▶ **Your goal**
Output every entry exactly, from the first line to the last.

▶ **Dataset records**
+--

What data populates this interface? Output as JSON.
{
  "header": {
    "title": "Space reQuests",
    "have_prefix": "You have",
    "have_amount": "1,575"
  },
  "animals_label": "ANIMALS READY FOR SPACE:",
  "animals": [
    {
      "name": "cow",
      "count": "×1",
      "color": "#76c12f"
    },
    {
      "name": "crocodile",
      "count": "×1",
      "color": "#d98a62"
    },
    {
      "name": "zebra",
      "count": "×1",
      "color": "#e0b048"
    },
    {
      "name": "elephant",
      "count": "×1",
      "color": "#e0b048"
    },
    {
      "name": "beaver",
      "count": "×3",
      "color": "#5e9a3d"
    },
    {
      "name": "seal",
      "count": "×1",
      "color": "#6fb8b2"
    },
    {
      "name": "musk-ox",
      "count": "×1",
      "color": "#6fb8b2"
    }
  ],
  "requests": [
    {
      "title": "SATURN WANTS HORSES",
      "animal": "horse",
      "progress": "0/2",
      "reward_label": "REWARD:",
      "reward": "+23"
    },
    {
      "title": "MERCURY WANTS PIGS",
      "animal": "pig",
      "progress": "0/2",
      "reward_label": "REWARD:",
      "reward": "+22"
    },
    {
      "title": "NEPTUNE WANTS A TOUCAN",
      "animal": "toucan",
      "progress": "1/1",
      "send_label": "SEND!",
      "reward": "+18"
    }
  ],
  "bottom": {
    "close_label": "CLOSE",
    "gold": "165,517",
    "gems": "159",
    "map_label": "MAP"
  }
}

+--

▶ **Response to this exercise**
What data populates this interface? Output as JSON.
{
  "header": {
    "title": "Space reQuests",
    "have_prefix": "You have",
    "have_amount": "1,575"
  },
  "animals_label": "ANIMALS READY FOR SPACE:",
  "animals": [
    {
      "name": "cow",
      "count": "×1",
      "color": "#76c12f"
    },
    {
      "name": "crocodile",
      "count": "×1",
      "color": "#d98a62"
    },
    {
      "name": "zebra",
      "count": "×1",
      "color": "#e0b048"
    },
    {
      "name": "elephant",
      "count": "×1",
      "color": "#e0b048"
    },
    {
      "name": "beaver",
      "count": "×3",
      "color": "#5e9a3d"
    },
    {
      "name": "seal",
      "count": "×1",
      "color": "#6fb8b2"
    },
    {
      "name": "musk-ox",
      "count": "×1",
      "color": "#6fb8b2"
    }
  ],
  "requests": [
    {
      "title": "SATURN WANTS HORSES",
      "animal": "horse",
      "progress": "0/2",
      "reward_label": "REWARD:",
      "reward": "+23"
    },
    {
      "title": "MERCURY WANTS PIGS",
      "animal": "pig",
      "progress": "0/2",
      "reward_label": "REWARD:",
      "reward": "+22"
    },
    {
      "title": "NEPTUNE WANTS A TOUCAN",
      "animal": "toucan",
      "progress": "1/1",
      "send_label": "SEND!",
      "reward": "+18"
    }
  ],
  "bottom": {
    "close_label": "CLOSE",
    "gold": "165,517",
    "gems": "159",
    "map_label": "MAP"
  }
}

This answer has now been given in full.